Look through the data below. Show each line where the string "vector" occurs.
========================================
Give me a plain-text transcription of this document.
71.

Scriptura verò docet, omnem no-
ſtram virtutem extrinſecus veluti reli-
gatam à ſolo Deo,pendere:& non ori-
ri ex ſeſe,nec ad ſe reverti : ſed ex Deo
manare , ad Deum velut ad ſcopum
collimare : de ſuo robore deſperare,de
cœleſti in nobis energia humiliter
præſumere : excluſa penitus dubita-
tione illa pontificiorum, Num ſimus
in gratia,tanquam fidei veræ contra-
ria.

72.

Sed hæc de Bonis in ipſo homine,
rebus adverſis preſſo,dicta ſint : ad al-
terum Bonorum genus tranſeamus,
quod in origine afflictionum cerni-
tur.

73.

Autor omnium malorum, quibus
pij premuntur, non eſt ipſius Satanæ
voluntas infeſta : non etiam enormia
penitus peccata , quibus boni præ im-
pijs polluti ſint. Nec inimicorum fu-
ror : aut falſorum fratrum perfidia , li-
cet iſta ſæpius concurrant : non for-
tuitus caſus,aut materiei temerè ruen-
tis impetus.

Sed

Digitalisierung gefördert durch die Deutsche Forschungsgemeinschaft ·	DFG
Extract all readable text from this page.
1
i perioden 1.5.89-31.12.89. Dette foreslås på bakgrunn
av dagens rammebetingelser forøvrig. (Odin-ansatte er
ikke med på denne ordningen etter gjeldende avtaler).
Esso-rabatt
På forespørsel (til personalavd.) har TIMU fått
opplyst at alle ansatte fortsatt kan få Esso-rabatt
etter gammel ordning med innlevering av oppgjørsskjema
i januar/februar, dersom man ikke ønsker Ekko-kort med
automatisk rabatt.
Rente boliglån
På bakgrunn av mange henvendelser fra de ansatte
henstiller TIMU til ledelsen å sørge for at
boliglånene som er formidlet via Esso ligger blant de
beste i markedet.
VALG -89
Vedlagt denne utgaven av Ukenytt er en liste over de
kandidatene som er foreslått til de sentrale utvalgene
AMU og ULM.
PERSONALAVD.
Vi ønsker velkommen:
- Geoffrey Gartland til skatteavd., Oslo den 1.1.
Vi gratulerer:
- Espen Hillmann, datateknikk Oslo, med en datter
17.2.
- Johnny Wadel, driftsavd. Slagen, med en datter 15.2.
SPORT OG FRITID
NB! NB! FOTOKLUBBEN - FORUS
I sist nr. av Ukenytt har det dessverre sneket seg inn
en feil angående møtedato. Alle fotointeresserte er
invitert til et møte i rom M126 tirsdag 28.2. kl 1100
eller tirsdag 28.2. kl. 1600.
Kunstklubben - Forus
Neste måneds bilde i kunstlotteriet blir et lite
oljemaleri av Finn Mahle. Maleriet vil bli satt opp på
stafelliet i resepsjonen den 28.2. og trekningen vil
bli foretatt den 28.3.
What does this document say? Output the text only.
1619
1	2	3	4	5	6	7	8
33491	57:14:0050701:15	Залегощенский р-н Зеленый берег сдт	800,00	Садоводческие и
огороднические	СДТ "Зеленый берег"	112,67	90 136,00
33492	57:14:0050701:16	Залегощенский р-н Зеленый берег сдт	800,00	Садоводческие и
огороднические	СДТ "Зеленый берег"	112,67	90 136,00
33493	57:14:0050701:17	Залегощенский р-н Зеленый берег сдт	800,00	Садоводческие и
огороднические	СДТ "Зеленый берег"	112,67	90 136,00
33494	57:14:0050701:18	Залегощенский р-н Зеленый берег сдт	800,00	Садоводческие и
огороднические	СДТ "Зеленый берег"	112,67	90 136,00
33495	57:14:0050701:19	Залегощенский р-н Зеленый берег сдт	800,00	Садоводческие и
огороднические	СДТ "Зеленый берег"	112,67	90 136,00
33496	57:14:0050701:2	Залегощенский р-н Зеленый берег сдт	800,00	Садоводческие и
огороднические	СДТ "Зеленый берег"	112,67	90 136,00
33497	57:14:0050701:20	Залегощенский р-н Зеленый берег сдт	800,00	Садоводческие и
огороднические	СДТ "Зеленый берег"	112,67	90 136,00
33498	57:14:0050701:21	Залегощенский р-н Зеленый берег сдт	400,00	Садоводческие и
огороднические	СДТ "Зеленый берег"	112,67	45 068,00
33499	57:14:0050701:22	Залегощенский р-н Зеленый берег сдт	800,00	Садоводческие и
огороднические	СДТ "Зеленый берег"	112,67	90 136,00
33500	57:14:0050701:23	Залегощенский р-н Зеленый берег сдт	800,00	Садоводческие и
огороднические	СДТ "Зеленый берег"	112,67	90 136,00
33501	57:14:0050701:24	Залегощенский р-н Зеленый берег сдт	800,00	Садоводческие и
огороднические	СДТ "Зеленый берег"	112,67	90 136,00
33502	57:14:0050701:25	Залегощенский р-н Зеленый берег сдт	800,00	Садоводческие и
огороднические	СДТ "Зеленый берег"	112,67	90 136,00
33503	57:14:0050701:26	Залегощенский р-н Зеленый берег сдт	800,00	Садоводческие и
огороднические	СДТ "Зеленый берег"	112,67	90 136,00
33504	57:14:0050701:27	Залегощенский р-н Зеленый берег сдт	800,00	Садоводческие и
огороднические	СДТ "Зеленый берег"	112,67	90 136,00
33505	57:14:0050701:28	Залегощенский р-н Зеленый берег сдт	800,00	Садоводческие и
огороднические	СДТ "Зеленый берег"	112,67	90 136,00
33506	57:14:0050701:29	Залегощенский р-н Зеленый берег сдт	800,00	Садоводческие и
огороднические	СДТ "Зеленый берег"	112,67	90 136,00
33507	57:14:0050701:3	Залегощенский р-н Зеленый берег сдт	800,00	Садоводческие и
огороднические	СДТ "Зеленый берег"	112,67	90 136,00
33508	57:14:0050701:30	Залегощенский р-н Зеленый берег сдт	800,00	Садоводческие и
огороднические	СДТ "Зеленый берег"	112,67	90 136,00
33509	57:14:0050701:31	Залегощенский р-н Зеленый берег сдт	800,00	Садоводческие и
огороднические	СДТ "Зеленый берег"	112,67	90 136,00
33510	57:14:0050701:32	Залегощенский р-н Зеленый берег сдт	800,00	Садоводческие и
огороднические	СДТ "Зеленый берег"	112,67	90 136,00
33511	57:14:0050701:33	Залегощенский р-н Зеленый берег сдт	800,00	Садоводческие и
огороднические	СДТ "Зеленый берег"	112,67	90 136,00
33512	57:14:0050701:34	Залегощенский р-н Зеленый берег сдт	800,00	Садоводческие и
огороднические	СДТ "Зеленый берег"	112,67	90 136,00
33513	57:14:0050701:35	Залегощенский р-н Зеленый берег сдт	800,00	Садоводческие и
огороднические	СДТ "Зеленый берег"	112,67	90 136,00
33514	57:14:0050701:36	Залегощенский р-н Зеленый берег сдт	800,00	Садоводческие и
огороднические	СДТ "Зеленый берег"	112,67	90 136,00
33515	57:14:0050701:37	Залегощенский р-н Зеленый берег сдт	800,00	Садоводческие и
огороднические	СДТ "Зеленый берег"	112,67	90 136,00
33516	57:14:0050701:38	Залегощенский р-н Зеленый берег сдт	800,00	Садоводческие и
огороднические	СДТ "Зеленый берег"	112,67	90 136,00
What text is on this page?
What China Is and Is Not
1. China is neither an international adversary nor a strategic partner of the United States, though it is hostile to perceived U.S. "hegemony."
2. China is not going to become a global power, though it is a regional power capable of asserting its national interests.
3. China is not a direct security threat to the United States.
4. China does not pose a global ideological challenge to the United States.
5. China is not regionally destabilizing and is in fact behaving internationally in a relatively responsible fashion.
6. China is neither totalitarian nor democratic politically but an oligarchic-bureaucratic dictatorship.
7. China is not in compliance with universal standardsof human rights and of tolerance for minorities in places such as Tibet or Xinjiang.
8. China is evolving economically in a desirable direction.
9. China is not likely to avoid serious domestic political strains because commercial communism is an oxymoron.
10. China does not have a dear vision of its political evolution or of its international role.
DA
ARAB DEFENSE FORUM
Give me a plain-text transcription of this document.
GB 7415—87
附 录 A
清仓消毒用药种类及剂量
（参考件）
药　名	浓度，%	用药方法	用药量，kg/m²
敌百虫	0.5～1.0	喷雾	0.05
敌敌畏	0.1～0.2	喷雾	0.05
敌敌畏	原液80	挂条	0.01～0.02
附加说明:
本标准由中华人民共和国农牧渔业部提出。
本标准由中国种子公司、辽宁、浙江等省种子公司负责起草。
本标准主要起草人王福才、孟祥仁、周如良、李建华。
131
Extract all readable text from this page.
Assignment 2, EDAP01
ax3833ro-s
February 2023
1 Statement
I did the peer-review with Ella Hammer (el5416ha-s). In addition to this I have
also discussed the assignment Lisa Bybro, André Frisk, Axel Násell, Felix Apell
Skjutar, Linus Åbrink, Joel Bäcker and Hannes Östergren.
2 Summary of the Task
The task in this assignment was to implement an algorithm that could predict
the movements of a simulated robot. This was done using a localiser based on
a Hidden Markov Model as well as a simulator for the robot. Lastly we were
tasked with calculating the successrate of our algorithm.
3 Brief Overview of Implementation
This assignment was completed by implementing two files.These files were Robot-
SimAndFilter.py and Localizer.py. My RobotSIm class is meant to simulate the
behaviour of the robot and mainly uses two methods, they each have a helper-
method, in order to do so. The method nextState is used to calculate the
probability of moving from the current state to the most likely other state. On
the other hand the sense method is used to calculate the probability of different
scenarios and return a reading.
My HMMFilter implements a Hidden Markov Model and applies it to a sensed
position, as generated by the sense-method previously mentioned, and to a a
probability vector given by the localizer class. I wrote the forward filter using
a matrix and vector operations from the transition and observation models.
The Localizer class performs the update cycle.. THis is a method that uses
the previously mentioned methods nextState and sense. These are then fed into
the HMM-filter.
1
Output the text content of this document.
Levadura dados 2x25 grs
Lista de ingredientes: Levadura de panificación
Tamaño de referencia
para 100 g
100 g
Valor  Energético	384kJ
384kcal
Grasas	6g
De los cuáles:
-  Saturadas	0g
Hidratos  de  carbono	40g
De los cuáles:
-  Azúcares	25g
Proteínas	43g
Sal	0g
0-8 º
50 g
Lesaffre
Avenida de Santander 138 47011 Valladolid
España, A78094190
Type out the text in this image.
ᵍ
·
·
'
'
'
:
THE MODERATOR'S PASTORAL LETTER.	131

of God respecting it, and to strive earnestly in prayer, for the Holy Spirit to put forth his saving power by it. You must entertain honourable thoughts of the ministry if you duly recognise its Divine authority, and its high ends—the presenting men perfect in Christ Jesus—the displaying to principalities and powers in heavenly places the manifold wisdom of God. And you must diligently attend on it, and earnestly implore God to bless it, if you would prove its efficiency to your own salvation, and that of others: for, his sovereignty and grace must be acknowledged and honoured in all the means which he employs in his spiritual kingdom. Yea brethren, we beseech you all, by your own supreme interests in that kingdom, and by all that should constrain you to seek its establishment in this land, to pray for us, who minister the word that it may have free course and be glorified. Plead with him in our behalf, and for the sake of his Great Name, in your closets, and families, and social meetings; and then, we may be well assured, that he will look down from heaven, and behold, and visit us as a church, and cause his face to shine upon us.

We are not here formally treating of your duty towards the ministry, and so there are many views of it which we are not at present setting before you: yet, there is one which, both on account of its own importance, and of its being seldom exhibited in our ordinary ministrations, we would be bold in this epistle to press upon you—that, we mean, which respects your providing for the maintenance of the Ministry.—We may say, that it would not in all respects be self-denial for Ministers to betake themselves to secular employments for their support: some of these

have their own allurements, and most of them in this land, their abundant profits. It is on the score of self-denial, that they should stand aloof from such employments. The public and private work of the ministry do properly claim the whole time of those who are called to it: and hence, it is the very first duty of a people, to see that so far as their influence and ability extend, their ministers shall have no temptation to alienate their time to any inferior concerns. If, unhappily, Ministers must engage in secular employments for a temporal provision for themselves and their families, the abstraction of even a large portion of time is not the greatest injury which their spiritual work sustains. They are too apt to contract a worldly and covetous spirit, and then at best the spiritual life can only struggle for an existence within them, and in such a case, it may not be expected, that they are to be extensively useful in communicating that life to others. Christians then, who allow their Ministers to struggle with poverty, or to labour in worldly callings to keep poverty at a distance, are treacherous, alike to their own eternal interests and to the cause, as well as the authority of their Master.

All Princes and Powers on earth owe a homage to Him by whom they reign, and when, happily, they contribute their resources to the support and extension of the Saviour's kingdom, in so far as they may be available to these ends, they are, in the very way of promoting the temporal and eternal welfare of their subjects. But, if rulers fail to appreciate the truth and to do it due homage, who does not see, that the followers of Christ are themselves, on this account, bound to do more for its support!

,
========================================
Answer:
probability vector given by the localizer class. I wrote the forward filter using
a matrix and vector operations from the transition and observation models.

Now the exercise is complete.